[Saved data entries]
☆ ☆ ☆ ☆

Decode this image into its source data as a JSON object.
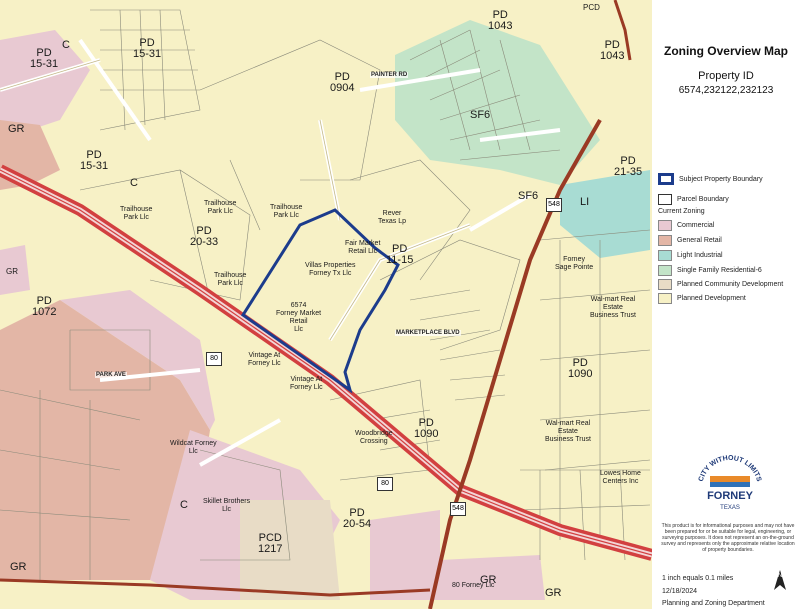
{
  "title": "Zoning Overview Map",
  "property": {
    "label": "Property ID",
    "ids": "6574,232122,232123"
  },
  "legend": {
    "subject": "Subject Property Boundary",
    "parcel": "Parcel Boundary",
    "heading": "Current Zoning",
    "items": [
      {
        "label": "Commercial",
        "color": "#e8c9d2"
      },
      {
        "label": "General Retail",
        "color": "#e3b6a6"
      },
      {
        "label": "Light Industrial",
        "color": "#a8dcd3"
      },
      {
        "label": "Single Family Residential-6",
        "color": "#c3e4c8"
      },
      {
        "label": "Planned Community Development",
        "color": "#e8dcc6"
      },
      {
        "label": "Planned Development",
        "color": "#f7f1c6"
      }
    ]
  },
  "colors": {
    "subject": "#1c3c8c",
    "highway": "#d24040",
    "road": "#9a3a24"
  },
  "logo": {
    "arc": "CITY WITHOUT LIMITS",
    "name": "FORNEY",
    "state": "TEXAS"
  },
  "disclaimer": "This product is for informational purposes and may not have been prepared for or be suitable for legal, engineering, or surveying purposes. It does not represent an on-the-ground survey and represents only the approximate relative location of property boundaries.",
  "scale": "1 inch equals 0.1 miles",
  "date": "12/18/2024",
  "department": "Planning and Zoning Department",
  "north": "N",
  "zones": [
    {
      "text": "PD\n15-31",
      "id": "z1"
    },
    {
      "text": "C",
      "id": "z2"
    },
    {
      "text": "PD\n15-31",
      "id": "z3"
    },
    {
      "text": "PD\n15-31",
      "id": "z4"
    },
    {
      "text": "PD\n0904",
      "id": "z5"
    },
    {
      "text": "SF6",
      "id": "z6"
    },
    {
      "text": "PD\n1043",
      "id": "z7"
    },
    {
      "text": "PD\n1043",
      "id": "z8"
    },
    {
      "text": "PCD",
      "id": "z9"
    },
    {
      "text": "GR",
      "id": "z10"
    },
    {
      "text": "C",
      "id": "z11"
    },
    {
      "text": "PD\n20-33",
      "id": "z12"
    },
    {
      "text": "PD\n11-15",
      "id": "z13"
    },
    {
      "text": "SF6",
      "id": "z14"
    },
    {
      "text": "LI",
      "id": "z15"
    },
    {
      "text": "PD\n21-35",
      "id": "z16"
    },
    {
      "text": "PD\n1072",
      "id": "z17"
    },
    {
      "text": "PD\n1090",
      "id": "z18"
    },
    {
      "text": "PD\n1090",
      "id": "z19"
    },
    {
      "text": "C",
      "id": "z20"
    },
    {
      "text": "PD\n20-54",
      "id": "z21"
    },
    {
      "text": "PCD\n1217",
      "id": "z22"
    },
    {
      "text": "GR",
      "id": "z23"
    },
    {
      "text": "GR",
      "id": "z24"
    },
    {
      "text": "GR",
      "id": "z25"
    },
    {
      "text": "GR",
      "id": "z26"
    }
  ],
  "parcels": [
    {
      "text": "Fair Market\nRetail Llc",
      "id": "p1"
    },
    {
      "text": "Villas Properties\nForney Tx Llc",
      "id": "p2"
    },
    {
      "text": "6574\nForney Market\nRetail\nLlc",
      "id": "p3"
    },
    {
      "text": "Rever\nTexas Lp",
      "id": "p4"
    },
    {
      "text": "Trailhouse\nPark Llc",
      "id": "p5"
    },
    {
      "text": "Trailhouse\nPark Llc",
      "id": "p6"
    },
    {
      "text": "Trailhouse\nPark Llc",
      "id": "p7"
    },
    {
      "text": "Trailhouse\nPark Llc",
      "id": "p8"
    },
    {
      "text": "Vintage At\nForney Llc",
      "id": "p9"
    },
    {
      "text": "Vintage At\nForney Llc",
      "id": "p10"
    },
    {
      "text": "Wal-mart Real\nEstate\nBusiness Trust",
      "id": "p11"
    },
    {
      "text": "Wal-mart Real\nEstate\nBusiness Trust",
      "id": "p12"
    },
    {
      "text": "Skillet Brothers\nLlc",
      "id": "p13"
    },
    {
      "text": "Wildcat Forney\nLlc",
      "id": "p14"
    },
    {
      "text": "80 Forney Llc",
      "id": "p15"
    },
    {
      "text": "Lowes Home\nCenters Inc",
      "id": "p16"
    },
    {
      "text": "Forney\nSage Pointe",
      "id": "p17"
    },
    {
      "text": "Woodbridge\nCrossing",
      "id": "p18"
    }
  ],
  "roads": [
    {
      "text": "HWY 80",
      "id": "r1"
    },
    {
      "text": "80",
      "id": "r2"
    },
    {
      "text": "PAINTER RD",
      "id": "r3"
    },
    {
      "text": "MARKETPLACE BLVD",
      "id": "r4"
    },
    {
      "text": "PARK AVE",
      "id": "r5"
    },
    {
      "text": "FM 548",
      "id": "r6"
    },
    {
      "text": "548",
      "id": "r7"
    },
    {
      "text": "548",
      "id": "r8"
    }
  ]
}
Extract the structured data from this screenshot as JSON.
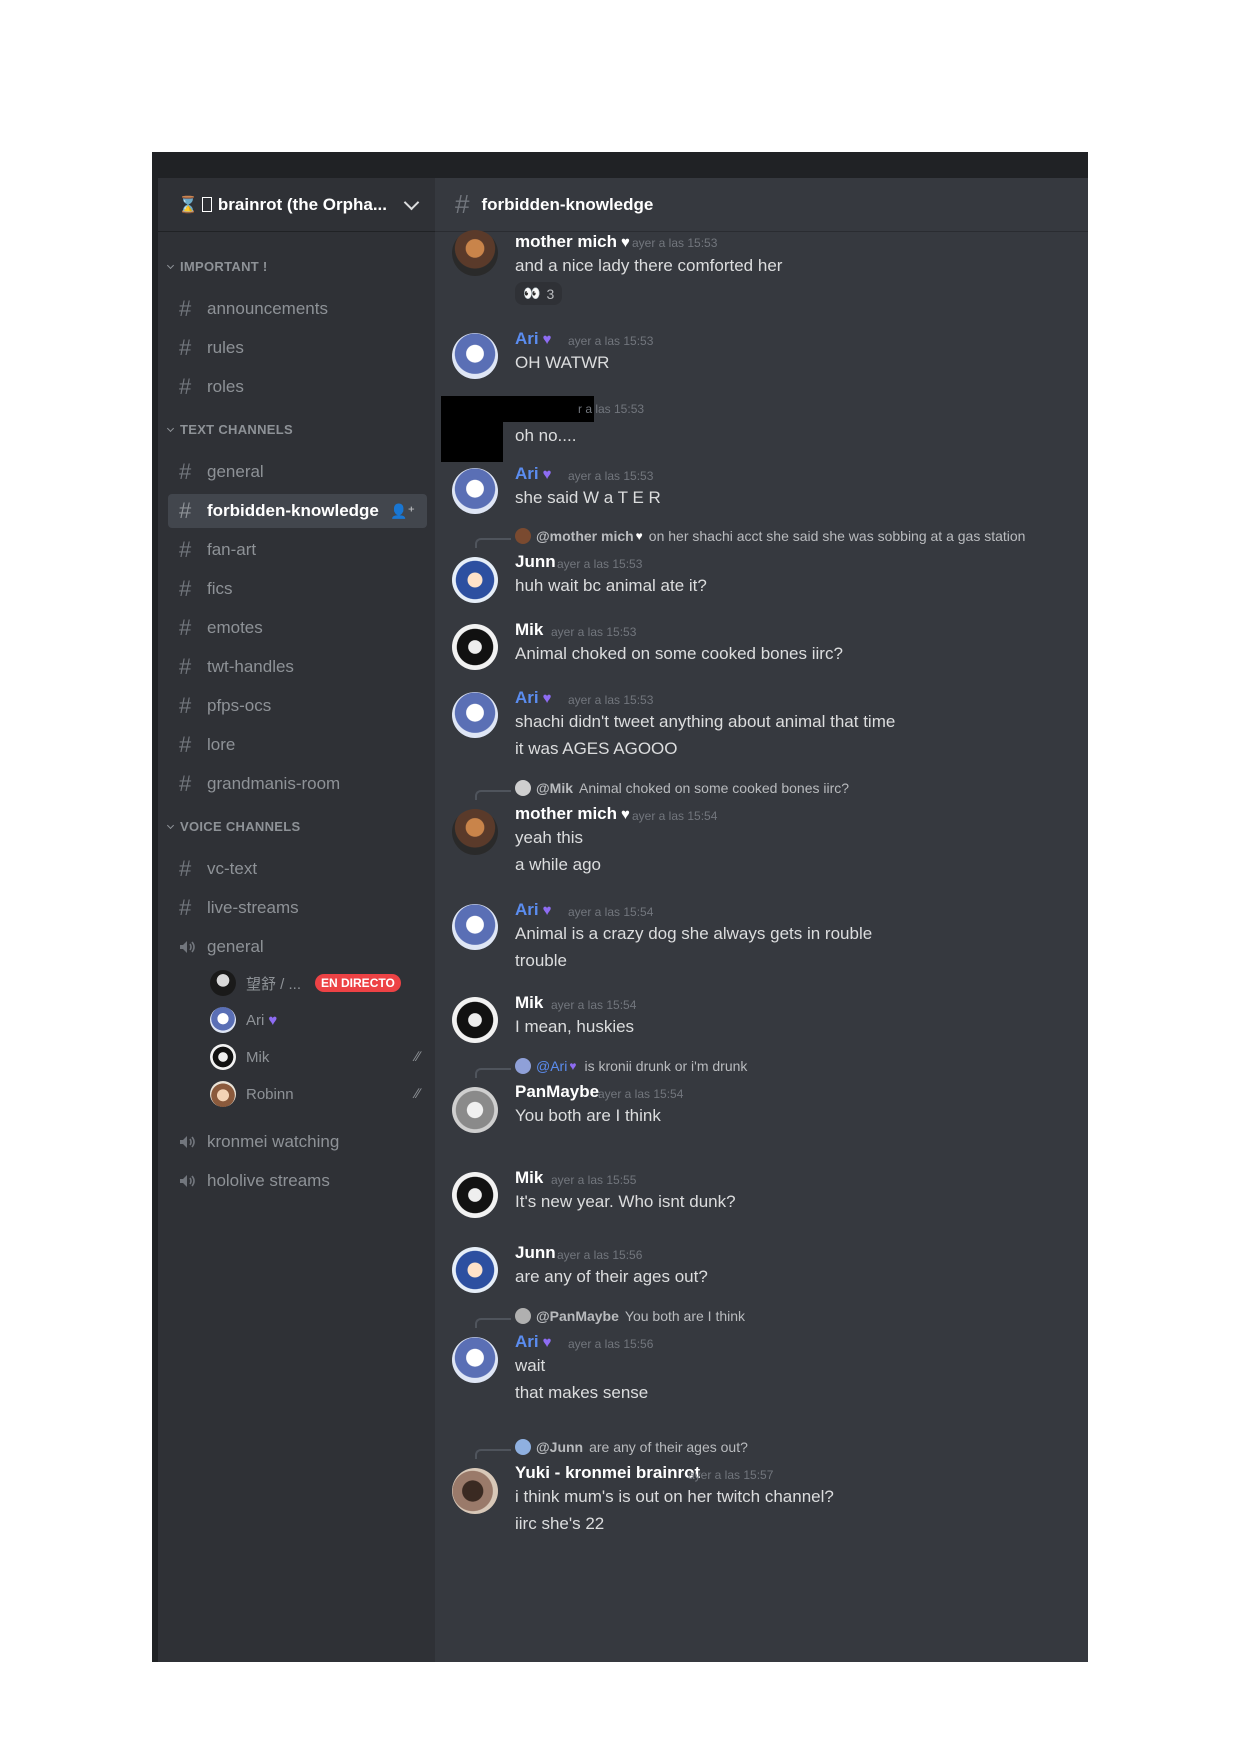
{
  "server": {
    "name": "brainrot (the Orpha...",
    "icon": "hourglass-icon"
  },
  "categories": {
    "important": "IMPORTANT !",
    "text": "TEXT CHANNELS",
    "voice": "VOICE CHANNELS"
  },
  "channels": {
    "announcements": "announcements",
    "rules": "rules",
    "roles": "roles",
    "general": "general",
    "forbidden": "forbidden-knowledge",
    "fanart": "fan-art",
    "fics": "fics",
    "emotes": "emotes",
    "twt": "twt-handles",
    "pfps": "pfps-ocs",
    "lore": "lore",
    "grandmanis": "grandmanis-room",
    "vctext": "vc-text",
    "livestreams": "live-streams",
    "vgeneral": "general",
    "kronmei": "kronmei watching",
    "hololive": "hololive streams"
  },
  "voice_users": {
    "u1": "望舒 / ...",
    "live_badge": "EN DIRECTO",
    "u2": "Ari",
    "u3": "Mik",
    "u4": "Robinn"
  },
  "header": {
    "channel": "forbidden-knowledge"
  },
  "messages": {
    "m1": {
      "author": "mother mich",
      "time": "ayer a las 15:53",
      "text": "and a nice lady there comforted her",
      "reaction": "3"
    },
    "m2": {
      "author": "Ari",
      "time": "ayer a las 15:53",
      "text": "OH WATWR"
    },
    "m3": {
      "time": "r a las 15:53",
      "text": "oh no...."
    },
    "m4": {
      "author": "Ari",
      "time": "ayer a las 15:53",
      "text": "she said W a T E R"
    },
    "m5": {
      "reply_user": "@mother mich",
      "reply_text": "on her shachi acct she said she was sobbing at a gas station",
      "author": "Junn",
      "time": "ayer a las 15:53",
      "text": "huh wait bc animal ate it?"
    },
    "m6": {
      "author": "Mik",
      "time": "ayer a las 15:53",
      "text": "Animal choked on some cooked bones iirc?"
    },
    "m7": {
      "author": "Ari",
      "time": "ayer a las 15:53",
      "text1": "shachi didn't tweet anything about animal that time",
      "text2": "it was AGES AGOOO"
    },
    "m8": {
      "reply_user": "@Mik",
      "reply_text": "Animal choked on some cooked bones iirc?",
      "author": "mother mich",
      "time": "ayer a las 15:54",
      "text1": "yeah this",
      "text2": "a while ago"
    },
    "m9": {
      "author": "Ari",
      "time": "ayer a las 15:54",
      "text1": "Animal is a crazy dog she always gets in rouble",
      "text2": "trouble"
    },
    "m10": {
      "author": "Mik",
      "time": "ayer a las 15:54",
      "text": "I mean, huskies"
    },
    "m11": {
      "reply_user": "@Ari",
      "reply_text": "is kronii drunk or i'm drunk",
      "author": "PanMaybe",
      "time": "ayer a las 15:54",
      "text": "You both are I think"
    },
    "m12": {
      "author": "Mik",
      "time": "ayer a las 15:55",
      "text": "It's new year. Who isnt dunk?"
    },
    "m13": {
      "author": "Junn",
      "time": "ayer a las 15:56",
      "text": "are any of their ages out?"
    },
    "m14": {
      "reply_user": "@PanMaybe",
      "reply_text": "You both are I think",
      "author": "Ari",
      "time": "ayer a las 15:56",
      "text1": "wait",
      "text2": "that makes sense"
    },
    "m15": {
      "reply_user": "@Junn",
      "reply_text": "are any of their ages out?",
      "author": "Yuki - kronmei brainrot",
      "time": "ayer a las 15:57",
      "text1": "i think mum's is out on her twitch channel?",
      "text2": "iirc she's 22"
    }
  },
  "colors": {
    "background": "#36393f",
    "sidebar": "#2f3136",
    "accent_blue": "#5b8df0",
    "heart_purple": "#8e6cf3",
    "live_red": "#ed4245"
  }
}
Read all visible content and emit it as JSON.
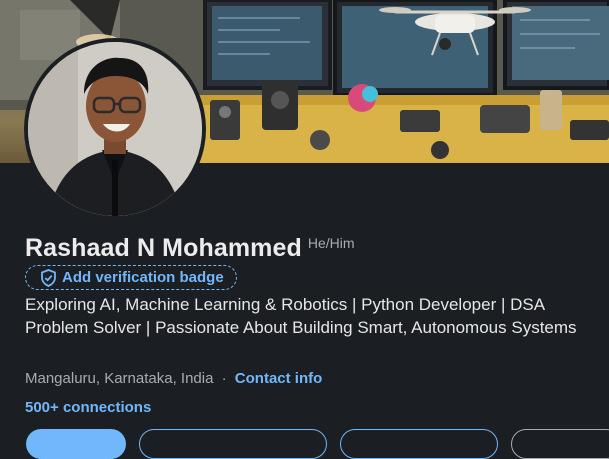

☆ ☆ ☆ ☆

(What is being asked): Pull every line containing the word "label" out of the entries above.

(Answer to the task):
    "label": "Property ID",
        "label": "Commercial",
        "label": "General Retail",
        "label": "Light Industrial",
        "label": "Single Family Residential-6",
        "label": "Planned Community Development",
        "label": "Planned Development",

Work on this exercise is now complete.